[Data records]
=====

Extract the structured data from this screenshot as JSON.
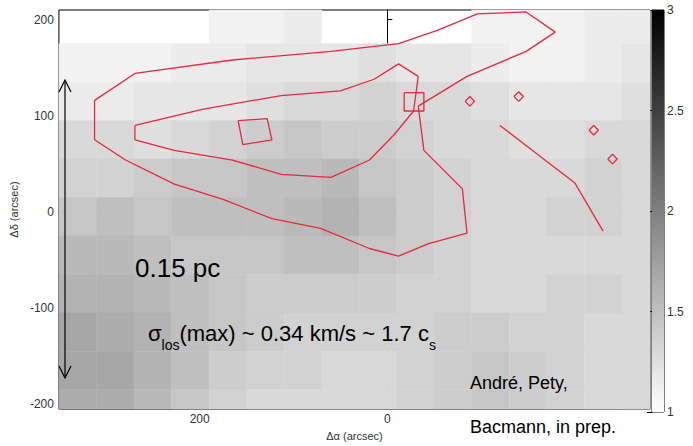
{
  "chart_data": {
    "type": "heatmap",
    "x_label": "Δα (arcsec)",
    "y_label": "Δδ (arcsec)",
    "xlim": [
      350,
      -280
    ],
    "ylim": [
      -205,
      210
    ],
    "xticks": [
      200,
      0
    ],
    "yticks": [
      -200,
      -100,
      0,
      100,
      200
    ],
    "x": [
      330,
      290,
      250,
      210,
      170,
      130,
      90,
      50,
      10,
      -30,
      -70,
      -110,
      -150,
      -190,
      -230,
      -270
    ],
    "y": [
      195,
      155,
      115,
      75,
      35,
      -5,
      -45,
      -85,
      -125,
      -165,
      -205
    ],
    "values": [
      [
        null,
        null,
        null,
        null,
        1.1,
        1.1,
        1.15,
        null,
        null,
        null,
        null,
        1.1,
        1.1,
        1.1,
        1.15,
        1.15
      ],
      [
        1.1,
        1.1,
        1.1,
        1.15,
        1.15,
        1.2,
        1.2,
        1.2,
        1.25,
        1.2,
        1.2,
        1.15,
        1.1,
        1.1,
        1.15,
        1.2
      ],
      [
        1.15,
        1.15,
        1.2,
        1.2,
        1.2,
        1.25,
        1.3,
        1.3,
        1.35,
        1.3,
        1.3,
        1.25,
        1.2,
        1.2,
        1.2,
        1.25
      ],
      [
        1.3,
        1.3,
        1.25,
        1.3,
        1.35,
        1.4,
        1.45,
        1.4,
        1.4,
        1.35,
        1.3,
        1.3,
        1.25,
        1.25,
        1.3,
        1.3
      ],
      [
        1.35,
        1.35,
        1.4,
        1.45,
        1.45,
        1.5,
        1.5,
        1.55,
        1.45,
        1.4,
        1.35,
        1.3,
        1.3,
        1.3,
        1.35,
        1.3
      ],
      [
        1.45,
        1.5,
        1.45,
        1.5,
        1.5,
        1.5,
        1.55,
        1.6,
        1.5,
        1.4,
        1.35,
        1.3,
        1.3,
        1.35,
        1.35,
        1.3
      ],
      [
        1.55,
        1.55,
        1.5,
        1.45,
        1.45,
        1.45,
        1.5,
        1.5,
        1.45,
        1.4,
        1.35,
        1.3,
        1.3,
        1.3,
        1.3,
        1.3
      ],
      [
        1.6,
        1.6,
        1.55,
        1.5,
        1.45,
        1.4,
        1.4,
        1.4,
        1.4,
        1.35,
        1.35,
        1.3,
        1.3,
        1.35,
        1.35,
        1.3
      ],
      [
        1.7,
        1.65,
        1.6,
        1.5,
        1.45,
        1.4,
        1.35,
        1.35,
        1.35,
        1.35,
        1.4,
        1.4,
        1.35,
        1.35,
        1.3,
        1.3
      ],
      [
        1.7,
        1.7,
        1.6,
        1.5,
        1.4,
        1.35,
        1.35,
        1.3,
        1.3,
        1.35,
        1.4,
        1.45,
        1.4,
        1.35,
        1.3,
        1.3
      ],
      [
        1.65,
        1.65,
        1.55,
        1.45,
        1.35,
        1.3,
        1.3,
        1.3,
        1.3,
        1.35,
        1.4,
        1.45,
        1.4,
        1.35,
        1.3,
        1.3
      ]
    ],
    "colorbar": {
      "range": [
        1,
        3
      ],
      "ticks": [
        1,
        1.5,
        2,
        2.5,
        3
      ]
    },
    "contours": {
      "color": "#e8283c",
      "paths": [
        [
          [
            312,
            116
          ],
          [
            269,
            144
          ],
          [
            165,
            158
          ],
          [
            60,
            167
          ],
          [
            -12,
            175
          ],
          [
            -54,
            189
          ],
          [
            -96,
            206
          ],
          [
            -148,
            208
          ],
          [
            -179,
            187
          ],
          [
            -148,
            167
          ],
          [
            -85,
            141
          ],
          [
            -33,
            110
          ],
          [
            -39,
            64
          ],
          [
            -80,
            24
          ],
          [
            -85,
            -22
          ],
          [
            -44,
            -33
          ],
          [
            -12,
            -46
          ],
          [
            19,
            -38
          ],
          [
            71,
            -17
          ],
          [
            123,
            -7
          ],
          [
            175,
            13
          ],
          [
            227,
            29
          ],
          [
            279,
            54
          ],
          [
            312,
            75
          ],
          [
            312,
            116
          ]
        ],
        [
          [
            269,
            90
          ],
          [
            196,
            107
          ],
          [
            113,
            121
          ],
          [
            50,
            126
          ],
          [
            14,
            138
          ],
          [
            -12,
            154
          ],
          [
            -33,
            141
          ],
          [
            -28,
            105
          ],
          [
            -7,
            80
          ],
          [
            19,
            54
          ],
          [
            60,
            36
          ],
          [
            113,
            39
          ],
          [
            165,
            54
          ],
          [
            227,
            64
          ],
          [
            269,
            75
          ],
          [
            269,
            90
          ]
        ],
        [
          [
            159,
            95
          ],
          [
            128,
            97
          ],
          [
            123,
            75
          ],
          [
            154,
            70
          ],
          [
            159,
            95
          ]
        ],
        [
          [
            -18,
            124
          ],
          [
            -39,
            124
          ],
          [
            -39,
            105
          ],
          [
            -18,
            105
          ],
          [
            -18,
            124
          ]
        ],
        [
          [
            -120,
            90
          ],
          [
            -160,
            60
          ],
          [
            -200,
            30
          ],
          [
            -230,
            -20
          ]
        ],
        [
          [
            -83,
            115
          ],
          [
            -88,
            120
          ],
          [
            -93,
            115
          ],
          [
            -88,
            110
          ],
          [
            -83,
            115
          ]
        ],
        [
          [
            -135,
            120
          ],
          [
            -140,
            125
          ],
          [
            -145,
            120
          ],
          [
            -140,
            115
          ],
          [
            -135,
            120
          ]
        ],
        [
          [
            -215,
            85
          ],
          [
            -220,
            90
          ],
          [
            -225,
            85
          ],
          [
            -220,
            80
          ],
          [
            -215,
            85
          ]
        ],
        [
          [
            -235,
            55
          ],
          [
            -240,
            60
          ],
          [
            -245,
            55
          ],
          [
            -240,
            50
          ],
          [
            -235,
            55
          ]
        ]
      ]
    },
    "annotations": {
      "scale_bar": "0.15 pc",
      "dispersion": [
        {
          "text": "σ"
        },
        {
          "text": "los",
          "sub": true
        },
        {
          "text": "(max) ~ 0.34 km/s ~ 1.7 c"
        },
        {
          "text": "s",
          "sub": true
        }
      ],
      "credit": [
        "André, Pety,",
        "Bacmann, in prep."
      ]
    }
  }
}
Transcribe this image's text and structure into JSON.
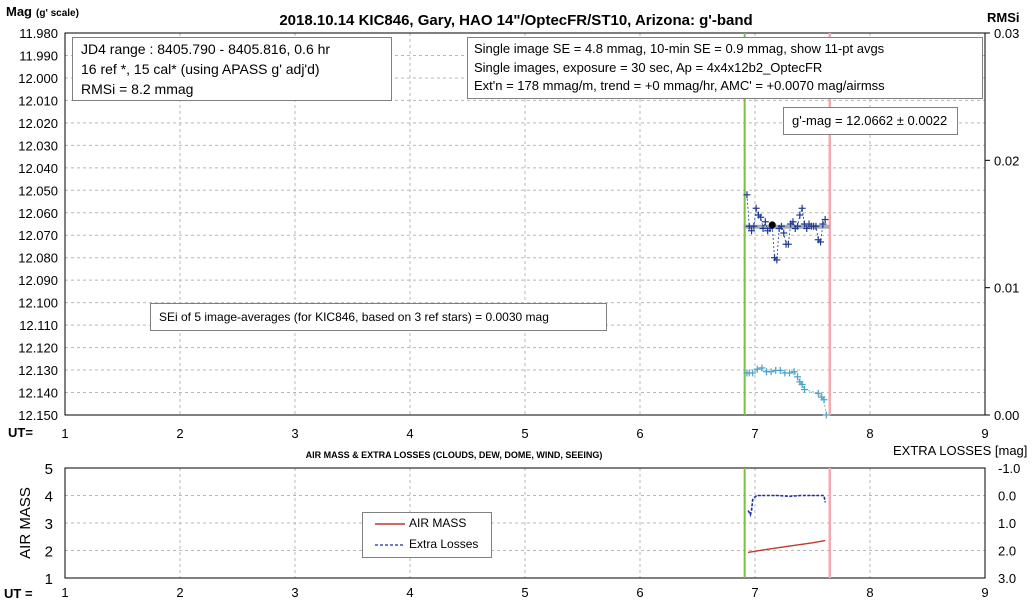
{
  "colors": {
    "mag_series": "#1f3a93",
    "rms_series": "#4aa3c8",
    "trend": "#9aa0a0",
    "mean_point": "#000000",
    "start_marker": "#7ac142",
    "end_marker": "#f4aab0",
    "airmass": "#c0392b",
    "extra_losses": "#1b2fa0",
    "grid": "#b8b8b8"
  },
  "chart_data": [
    {
      "type": "scatter",
      "title": "2018.10.14 KIC846, Gary, HAO 14\"/OptecFR/ST10, Arizona: g'-band",
      "ylabel_main": "Mag",
      "ylabel_sub": "(g' scale)",
      "y2label": "RMSi",
      "xaxis_label": "UT=",
      "xlim": [
        1,
        9
      ],
      "ylim": [
        12.15,
        11.98
      ],
      "y2lim": [
        0.0,
        0.03
      ],
      "xticks": [
        "1",
        "2",
        "3",
        "4",
        "5",
        "6",
        "7",
        "8",
        "9"
      ],
      "yticks": [
        "11.980",
        "11.990",
        "12.000",
        "12.010",
        "12.020",
        "12.030",
        "12.040",
        "12.050",
        "12.060",
        "12.070",
        "12.080",
        "12.090",
        "12.100",
        "12.110",
        "12.120",
        "12.130",
        "12.140",
        "12.150"
      ],
      "y2ticks": [
        "0.03",
        "0.02",
        "0.01",
        "0.00"
      ],
      "grid": true,
      "start_marker_ut": 6.91,
      "end_marker_ut": 7.65,
      "trend_line": {
        "x": [
          6.9,
          7.65
        ],
        "y": [
          12.0662,
          12.0662
        ]
      },
      "mean_point": {
        "x": 7.15,
        "y": 12.0654
      },
      "mag_series": {
        "x": [
          6.93,
          6.95,
          6.97,
          6.99,
          7.01,
          7.03,
          7.05,
          7.07,
          7.09,
          7.11,
          7.13,
          7.15,
          7.17,
          7.19,
          7.21,
          7.23,
          7.25,
          7.27,
          7.29,
          7.31,
          7.33,
          7.35,
          7.37,
          7.39,
          7.41,
          7.43,
          7.45,
          7.47,
          7.49,
          7.51,
          7.53,
          7.55,
          7.57,
          7.59,
          7.61
        ],
        "y": [
          12.052,
          12.066,
          12.068,
          12.066,
          12.058,
          12.061,
          12.062,
          12.067,
          12.064,
          12.068,
          12.067,
          12.066,
          12.08,
          12.081,
          12.067,
          12.066,
          12.069,
          12.074,
          12.074,
          12.065,
          12.064,
          12.067,
          12.066,
          12.061,
          12.058,
          12.065,
          12.067,
          12.065,
          12.066,
          12.066,
          12.066,
          12.072,
          12.073,
          12.065,
          12.063
        ]
      },
      "rms_series": {
        "x": [
          6.93,
          6.95,
          6.98,
          7.02,
          7.06,
          7.1,
          7.14,
          7.18,
          7.22,
          7.26,
          7.3,
          7.34,
          7.37,
          7.39,
          7.41,
          7.43,
          7.55,
          7.58,
          7.6,
          7.62
        ],
        "y": [
          0.0033,
          0.0033,
          0.0033,
          0.0036,
          0.0037,
          0.0034,
          0.0034,
          0.0035,
          0.0035,
          0.0033,
          0.0033,
          0.0034,
          0.003,
          0.0026,
          0.0024,
          0.002,
          0.0017,
          0.0014,
          0.0012,
          0.0
        ]
      }
    },
    {
      "type": "line",
      "title": "AIR MASS & EXTRA LOSSES (CLOUDS, DEW, DOME, WIND, SEEING)",
      "ylabel": "AIR MASS",
      "y2label": "EXTRA LOSSES [mag]",
      "xaxis_label": "UT =",
      "xlim": [
        1,
        9
      ],
      "ylim": [
        1,
        5
      ],
      "y2lim": [
        3.0,
        -1.0
      ],
      "xticks": [
        "1",
        "2",
        "3",
        "4",
        "5",
        "6",
        "7",
        "8",
        "9"
      ],
      "yticks": [
        "5",
        "4",
        "3",
        "2",
        "1"
      ],
      "y2ticks": [
        "-1.0",
        "0.0",
        "1.0",
        "2.0",
        "3.0"
      ],
      "grid": true,
      "start_marker_ut": 6.91,
      "end_marker_ut": 7.65,
      "series": [
        {
          "name": "AIR MASS",
          "x": [
            6.94,
            7.1,
            7.3,
            7.5,
            7.61
          ],
          "y": [
            1.93,
            2.04,
            2.16,
            2.28,
            2.36
          ]
        },
        {
          "name": "Extra Losses",
          "x": [
            6.94,
            6.95,
            6.96,
            6.97,
            6.98,
            7.0,
            7.02,
            7.05,
            7.1,
            7.2,
            7.3,
            7.4,
            7.5,
            7.58,
            7.6,
            7.61
          ],
          "y": [
            0.55,
            0.62,
            0.7,
            0.55,
            0.15,
            0.05,
            0.0,
            0.0,
            0.0,
            0.0,
            0.03,
            0.0,
            0.0,
            0.0,
            0.0,
            0.25
          ]
        }
      ],
      "legend_position": "center-left"
    }
  ],
  "annotations": {
    "box_left": {
      "line1": "JD4 range : 8405.790 - 8405.816,  0.6  hr",
      "line2": "16 ref *, 15 cal* (using APASS g' adj'd)",
      "line3": "RMSi = 8.2 mmag"
    },
    "box_right": {
      "line1": "Single image SE = 4.8 mmag, 10-min SE = 0.9 mmag, show  11-pt avgs",
      "line2": "Single images, exposure = 30 sec, Ap = 4x4x12b2_OptecFR",
      "line3": "Ext'n = 178 mmag/m, trend =  +0 mmag/hr, AMC' = +0.0070 mag/airmss"
    },
    "gmag": "g'-mag = 12.0662 ± 0.0022",
    "sei": "SEi of 5 image-averages (for KIC846, based on 3 ref stars) = 0.0030 mag"
  }
}
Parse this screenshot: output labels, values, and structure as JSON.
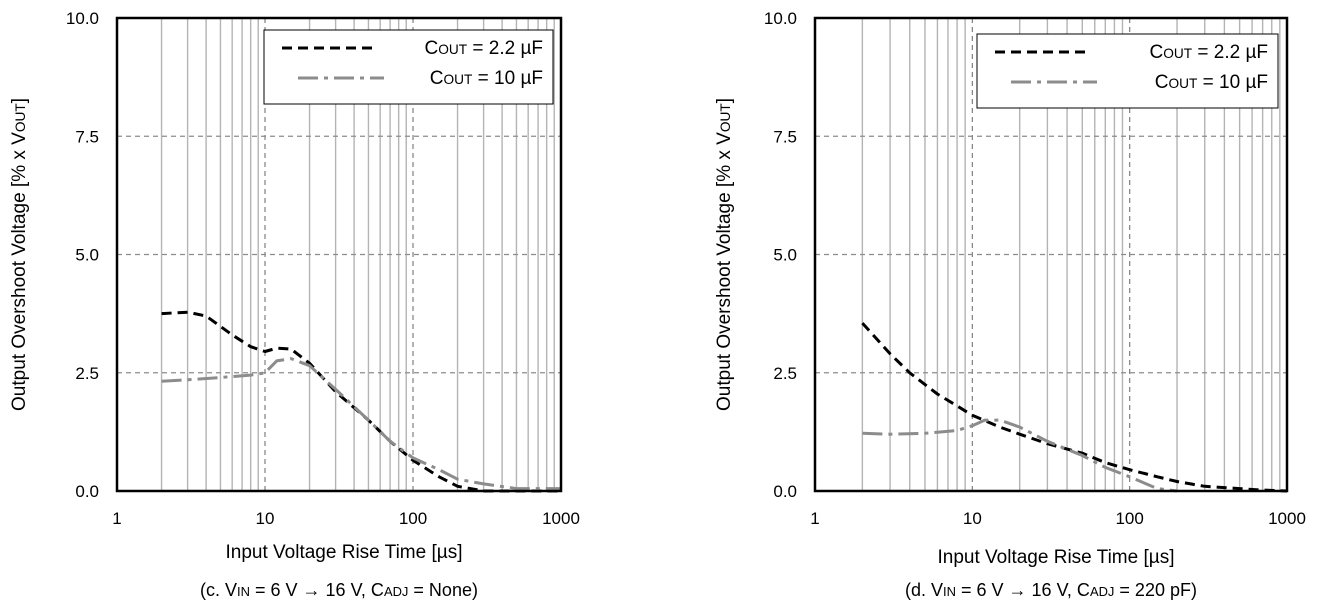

=====

[DESCRIPTION OF THE TASK] Search the data above for the string "title" and copy each line that has it.

[PROBLEM SOLUTION]
      "title": "2018.10.14 KIC846, Gary, HAO 14\"/OptecFR/ST10, Arizona: g'-band",
      "title": "AIR MASS & EXTRA LOSSES (CLOUDS, DEW, DOME, WIND, SEEING)",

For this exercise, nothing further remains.